▶ [Problem details]: Filter the lines below, copying only those with the string "that".

▶ [Data records]:
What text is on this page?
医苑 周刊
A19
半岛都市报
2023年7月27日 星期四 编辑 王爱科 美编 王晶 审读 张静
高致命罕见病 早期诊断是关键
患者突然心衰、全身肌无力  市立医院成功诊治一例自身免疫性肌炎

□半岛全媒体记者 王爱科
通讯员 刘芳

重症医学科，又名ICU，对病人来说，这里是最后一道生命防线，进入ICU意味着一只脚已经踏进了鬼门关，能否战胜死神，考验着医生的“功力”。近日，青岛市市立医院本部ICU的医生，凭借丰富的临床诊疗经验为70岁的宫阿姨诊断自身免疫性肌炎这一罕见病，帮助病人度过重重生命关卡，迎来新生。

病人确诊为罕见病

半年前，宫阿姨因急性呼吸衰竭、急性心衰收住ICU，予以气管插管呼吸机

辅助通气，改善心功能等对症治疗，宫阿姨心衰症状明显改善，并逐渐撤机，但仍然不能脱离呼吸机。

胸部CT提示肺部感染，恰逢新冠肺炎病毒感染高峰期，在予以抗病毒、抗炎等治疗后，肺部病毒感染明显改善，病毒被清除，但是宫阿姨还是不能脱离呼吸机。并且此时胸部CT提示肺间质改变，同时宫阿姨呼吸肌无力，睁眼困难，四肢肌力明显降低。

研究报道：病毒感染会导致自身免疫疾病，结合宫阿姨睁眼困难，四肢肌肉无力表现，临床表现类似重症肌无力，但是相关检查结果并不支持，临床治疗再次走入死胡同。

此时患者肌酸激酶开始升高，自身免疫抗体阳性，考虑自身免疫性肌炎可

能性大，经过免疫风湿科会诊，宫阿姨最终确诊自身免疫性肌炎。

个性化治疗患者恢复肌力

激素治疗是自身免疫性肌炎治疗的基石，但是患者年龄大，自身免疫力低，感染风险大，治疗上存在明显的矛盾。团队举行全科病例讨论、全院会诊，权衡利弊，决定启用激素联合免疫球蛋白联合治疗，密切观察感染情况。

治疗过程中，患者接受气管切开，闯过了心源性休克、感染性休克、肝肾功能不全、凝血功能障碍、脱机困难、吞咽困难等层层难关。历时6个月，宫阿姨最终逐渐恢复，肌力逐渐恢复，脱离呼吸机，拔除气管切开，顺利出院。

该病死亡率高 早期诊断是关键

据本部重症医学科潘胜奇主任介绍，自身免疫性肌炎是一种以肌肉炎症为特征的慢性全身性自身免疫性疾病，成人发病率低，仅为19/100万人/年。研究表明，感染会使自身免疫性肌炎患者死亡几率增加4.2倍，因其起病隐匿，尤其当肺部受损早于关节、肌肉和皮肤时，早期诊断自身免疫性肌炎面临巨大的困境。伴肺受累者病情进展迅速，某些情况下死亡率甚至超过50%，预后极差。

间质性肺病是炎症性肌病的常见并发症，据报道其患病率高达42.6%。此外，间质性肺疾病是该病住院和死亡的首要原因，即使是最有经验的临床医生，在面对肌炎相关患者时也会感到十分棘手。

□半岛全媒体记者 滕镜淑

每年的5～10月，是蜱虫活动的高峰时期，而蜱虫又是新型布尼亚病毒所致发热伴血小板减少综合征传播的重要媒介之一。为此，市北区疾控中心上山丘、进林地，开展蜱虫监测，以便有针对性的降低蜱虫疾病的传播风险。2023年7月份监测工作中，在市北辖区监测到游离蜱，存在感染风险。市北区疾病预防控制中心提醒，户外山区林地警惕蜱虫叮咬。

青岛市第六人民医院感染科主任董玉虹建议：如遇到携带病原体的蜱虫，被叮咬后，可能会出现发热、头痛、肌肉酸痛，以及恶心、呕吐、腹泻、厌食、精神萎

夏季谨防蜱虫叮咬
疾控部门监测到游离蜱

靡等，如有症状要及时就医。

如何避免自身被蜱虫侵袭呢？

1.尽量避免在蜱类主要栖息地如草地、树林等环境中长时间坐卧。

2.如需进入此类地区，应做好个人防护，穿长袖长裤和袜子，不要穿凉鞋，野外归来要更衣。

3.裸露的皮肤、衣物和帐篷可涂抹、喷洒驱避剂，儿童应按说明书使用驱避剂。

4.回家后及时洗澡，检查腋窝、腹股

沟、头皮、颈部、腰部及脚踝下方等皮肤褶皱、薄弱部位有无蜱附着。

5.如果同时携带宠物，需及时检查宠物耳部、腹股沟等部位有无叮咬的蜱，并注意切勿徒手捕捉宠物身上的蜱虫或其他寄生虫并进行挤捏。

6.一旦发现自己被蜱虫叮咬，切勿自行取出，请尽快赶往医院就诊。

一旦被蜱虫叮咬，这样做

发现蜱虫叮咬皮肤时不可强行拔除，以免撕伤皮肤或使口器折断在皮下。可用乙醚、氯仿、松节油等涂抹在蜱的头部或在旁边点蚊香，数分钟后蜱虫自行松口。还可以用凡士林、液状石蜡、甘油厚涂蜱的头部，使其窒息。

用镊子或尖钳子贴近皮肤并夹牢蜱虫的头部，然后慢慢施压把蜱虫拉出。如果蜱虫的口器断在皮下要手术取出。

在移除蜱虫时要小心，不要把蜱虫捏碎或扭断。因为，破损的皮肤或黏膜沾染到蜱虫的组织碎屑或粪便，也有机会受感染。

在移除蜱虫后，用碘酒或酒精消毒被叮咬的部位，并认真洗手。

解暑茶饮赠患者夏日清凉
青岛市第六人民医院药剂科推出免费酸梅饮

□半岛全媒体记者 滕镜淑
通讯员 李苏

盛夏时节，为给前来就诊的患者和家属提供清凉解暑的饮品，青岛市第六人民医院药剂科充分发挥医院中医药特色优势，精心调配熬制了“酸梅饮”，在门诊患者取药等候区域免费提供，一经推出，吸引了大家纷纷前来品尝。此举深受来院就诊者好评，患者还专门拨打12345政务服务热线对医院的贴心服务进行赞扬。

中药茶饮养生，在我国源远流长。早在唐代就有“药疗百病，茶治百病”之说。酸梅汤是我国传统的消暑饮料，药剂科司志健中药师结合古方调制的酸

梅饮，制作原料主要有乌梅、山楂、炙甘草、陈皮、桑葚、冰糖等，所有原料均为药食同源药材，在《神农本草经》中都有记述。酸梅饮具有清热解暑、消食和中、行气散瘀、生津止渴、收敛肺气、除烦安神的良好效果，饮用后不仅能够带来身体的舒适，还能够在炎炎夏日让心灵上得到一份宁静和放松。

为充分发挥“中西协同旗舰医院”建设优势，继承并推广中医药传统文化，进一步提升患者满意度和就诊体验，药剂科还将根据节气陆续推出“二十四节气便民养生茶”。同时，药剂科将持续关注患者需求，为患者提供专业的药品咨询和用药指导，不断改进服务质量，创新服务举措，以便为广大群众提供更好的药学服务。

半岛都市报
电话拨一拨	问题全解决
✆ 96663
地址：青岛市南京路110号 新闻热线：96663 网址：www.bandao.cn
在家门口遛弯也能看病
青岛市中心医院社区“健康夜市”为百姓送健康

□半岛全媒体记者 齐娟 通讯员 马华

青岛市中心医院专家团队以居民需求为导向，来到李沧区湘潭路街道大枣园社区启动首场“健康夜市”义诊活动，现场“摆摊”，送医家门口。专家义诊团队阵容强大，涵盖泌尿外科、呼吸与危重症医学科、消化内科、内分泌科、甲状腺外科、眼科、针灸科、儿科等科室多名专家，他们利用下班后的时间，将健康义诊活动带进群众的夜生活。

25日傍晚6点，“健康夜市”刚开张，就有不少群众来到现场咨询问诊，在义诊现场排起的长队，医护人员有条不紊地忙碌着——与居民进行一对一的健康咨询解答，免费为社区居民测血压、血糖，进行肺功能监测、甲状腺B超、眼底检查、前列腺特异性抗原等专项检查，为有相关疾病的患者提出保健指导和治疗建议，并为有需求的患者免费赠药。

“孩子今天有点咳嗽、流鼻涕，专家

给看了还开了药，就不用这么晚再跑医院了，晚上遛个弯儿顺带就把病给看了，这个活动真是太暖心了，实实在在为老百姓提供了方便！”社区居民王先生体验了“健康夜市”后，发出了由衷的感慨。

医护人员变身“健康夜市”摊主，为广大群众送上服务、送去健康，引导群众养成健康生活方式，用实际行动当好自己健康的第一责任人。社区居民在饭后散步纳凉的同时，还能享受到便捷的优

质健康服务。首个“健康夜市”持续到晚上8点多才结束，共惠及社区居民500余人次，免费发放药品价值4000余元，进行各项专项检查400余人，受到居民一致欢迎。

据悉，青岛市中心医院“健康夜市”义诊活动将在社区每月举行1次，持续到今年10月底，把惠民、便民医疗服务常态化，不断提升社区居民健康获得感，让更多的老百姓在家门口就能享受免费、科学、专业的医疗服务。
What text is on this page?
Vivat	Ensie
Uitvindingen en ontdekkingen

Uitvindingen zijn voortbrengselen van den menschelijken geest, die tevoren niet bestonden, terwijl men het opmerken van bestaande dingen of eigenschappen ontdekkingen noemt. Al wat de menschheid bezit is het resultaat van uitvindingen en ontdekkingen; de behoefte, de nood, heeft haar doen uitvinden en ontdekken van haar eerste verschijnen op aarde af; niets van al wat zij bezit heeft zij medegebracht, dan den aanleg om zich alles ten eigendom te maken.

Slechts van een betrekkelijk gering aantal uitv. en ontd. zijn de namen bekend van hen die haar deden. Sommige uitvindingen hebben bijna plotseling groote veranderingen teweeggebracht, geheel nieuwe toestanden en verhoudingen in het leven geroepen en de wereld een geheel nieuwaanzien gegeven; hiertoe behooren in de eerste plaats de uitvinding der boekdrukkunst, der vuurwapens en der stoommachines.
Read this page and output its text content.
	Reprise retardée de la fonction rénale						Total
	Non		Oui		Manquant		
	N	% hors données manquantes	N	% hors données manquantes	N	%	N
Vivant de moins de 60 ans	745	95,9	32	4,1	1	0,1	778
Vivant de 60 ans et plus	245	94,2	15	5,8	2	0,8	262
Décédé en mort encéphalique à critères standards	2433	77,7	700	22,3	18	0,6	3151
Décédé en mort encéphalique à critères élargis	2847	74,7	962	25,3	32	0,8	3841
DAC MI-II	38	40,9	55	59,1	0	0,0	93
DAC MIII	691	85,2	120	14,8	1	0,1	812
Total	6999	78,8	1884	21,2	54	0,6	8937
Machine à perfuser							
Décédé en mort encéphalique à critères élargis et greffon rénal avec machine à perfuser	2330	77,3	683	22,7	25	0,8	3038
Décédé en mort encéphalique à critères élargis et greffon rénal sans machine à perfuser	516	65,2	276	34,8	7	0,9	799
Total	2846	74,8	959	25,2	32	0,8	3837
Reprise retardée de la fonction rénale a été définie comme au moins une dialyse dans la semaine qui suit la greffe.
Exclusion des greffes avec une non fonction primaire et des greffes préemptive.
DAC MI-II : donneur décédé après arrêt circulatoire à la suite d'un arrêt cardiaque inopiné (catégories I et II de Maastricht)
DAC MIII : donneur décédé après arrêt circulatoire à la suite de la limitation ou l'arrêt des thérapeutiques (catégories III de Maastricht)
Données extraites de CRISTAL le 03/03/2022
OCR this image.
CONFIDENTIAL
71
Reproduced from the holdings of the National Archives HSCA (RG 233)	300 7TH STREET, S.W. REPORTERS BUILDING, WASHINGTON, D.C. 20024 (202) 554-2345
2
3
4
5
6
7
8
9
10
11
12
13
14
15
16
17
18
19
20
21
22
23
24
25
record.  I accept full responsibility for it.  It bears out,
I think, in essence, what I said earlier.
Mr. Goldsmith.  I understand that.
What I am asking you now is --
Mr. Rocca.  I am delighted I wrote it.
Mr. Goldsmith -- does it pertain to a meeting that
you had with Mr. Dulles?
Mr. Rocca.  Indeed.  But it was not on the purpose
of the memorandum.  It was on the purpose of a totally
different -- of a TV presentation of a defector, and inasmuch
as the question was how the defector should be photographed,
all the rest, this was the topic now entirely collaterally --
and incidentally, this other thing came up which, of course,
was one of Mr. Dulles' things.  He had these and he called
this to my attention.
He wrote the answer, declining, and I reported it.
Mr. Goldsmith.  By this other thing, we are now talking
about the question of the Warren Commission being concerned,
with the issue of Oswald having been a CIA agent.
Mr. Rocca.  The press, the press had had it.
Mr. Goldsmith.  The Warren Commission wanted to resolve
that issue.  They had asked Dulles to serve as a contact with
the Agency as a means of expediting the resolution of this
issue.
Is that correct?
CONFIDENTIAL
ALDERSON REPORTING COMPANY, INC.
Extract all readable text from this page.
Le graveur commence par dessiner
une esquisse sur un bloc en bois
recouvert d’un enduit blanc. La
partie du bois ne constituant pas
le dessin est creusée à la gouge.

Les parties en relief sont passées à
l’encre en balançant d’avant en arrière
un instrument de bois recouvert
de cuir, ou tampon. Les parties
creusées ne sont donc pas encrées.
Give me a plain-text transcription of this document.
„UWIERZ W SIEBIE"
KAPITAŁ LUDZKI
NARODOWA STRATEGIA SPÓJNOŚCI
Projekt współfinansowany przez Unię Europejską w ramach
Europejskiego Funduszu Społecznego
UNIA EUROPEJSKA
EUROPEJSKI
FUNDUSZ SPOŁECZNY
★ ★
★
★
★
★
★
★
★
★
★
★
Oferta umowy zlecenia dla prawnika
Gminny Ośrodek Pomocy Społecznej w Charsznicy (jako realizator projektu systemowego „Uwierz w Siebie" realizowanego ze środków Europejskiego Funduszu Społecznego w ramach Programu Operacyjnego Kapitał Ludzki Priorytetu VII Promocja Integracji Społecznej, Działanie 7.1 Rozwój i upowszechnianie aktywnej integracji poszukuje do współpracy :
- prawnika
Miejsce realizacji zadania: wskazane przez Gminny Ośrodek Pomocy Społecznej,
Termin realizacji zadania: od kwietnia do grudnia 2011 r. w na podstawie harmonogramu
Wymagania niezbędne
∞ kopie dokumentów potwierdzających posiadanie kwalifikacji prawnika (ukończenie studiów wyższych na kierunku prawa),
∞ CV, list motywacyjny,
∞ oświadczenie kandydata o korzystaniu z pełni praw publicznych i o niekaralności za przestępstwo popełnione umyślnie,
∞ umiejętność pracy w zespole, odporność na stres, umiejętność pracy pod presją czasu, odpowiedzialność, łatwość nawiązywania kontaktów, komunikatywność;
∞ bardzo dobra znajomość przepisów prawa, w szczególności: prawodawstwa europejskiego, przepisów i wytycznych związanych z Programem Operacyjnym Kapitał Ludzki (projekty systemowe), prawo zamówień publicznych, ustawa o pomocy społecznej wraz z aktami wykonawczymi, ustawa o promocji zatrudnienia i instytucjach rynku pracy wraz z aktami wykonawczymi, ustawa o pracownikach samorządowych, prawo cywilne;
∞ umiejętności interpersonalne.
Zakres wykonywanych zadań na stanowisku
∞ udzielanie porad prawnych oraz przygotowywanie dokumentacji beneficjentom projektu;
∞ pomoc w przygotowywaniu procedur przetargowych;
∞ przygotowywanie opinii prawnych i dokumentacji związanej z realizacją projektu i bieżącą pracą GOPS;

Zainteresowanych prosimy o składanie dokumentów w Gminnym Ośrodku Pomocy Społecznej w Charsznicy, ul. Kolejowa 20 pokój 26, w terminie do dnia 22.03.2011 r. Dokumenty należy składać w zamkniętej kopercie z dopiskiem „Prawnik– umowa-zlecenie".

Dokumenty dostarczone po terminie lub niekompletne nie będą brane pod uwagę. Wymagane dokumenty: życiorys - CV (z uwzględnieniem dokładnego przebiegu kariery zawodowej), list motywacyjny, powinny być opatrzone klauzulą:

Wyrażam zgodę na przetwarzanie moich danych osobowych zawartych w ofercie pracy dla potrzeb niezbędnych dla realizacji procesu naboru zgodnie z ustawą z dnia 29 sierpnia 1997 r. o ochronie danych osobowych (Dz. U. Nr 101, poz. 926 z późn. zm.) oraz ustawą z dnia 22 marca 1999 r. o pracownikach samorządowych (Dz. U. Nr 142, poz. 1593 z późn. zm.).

▶ [Task solution]:
Mr. Goldsmith.  I understand that.
Mr. Goldsmith -- does it pertain to a meeting that
that issue.  They had asked Dulles to serve as a contact with
Is that correct?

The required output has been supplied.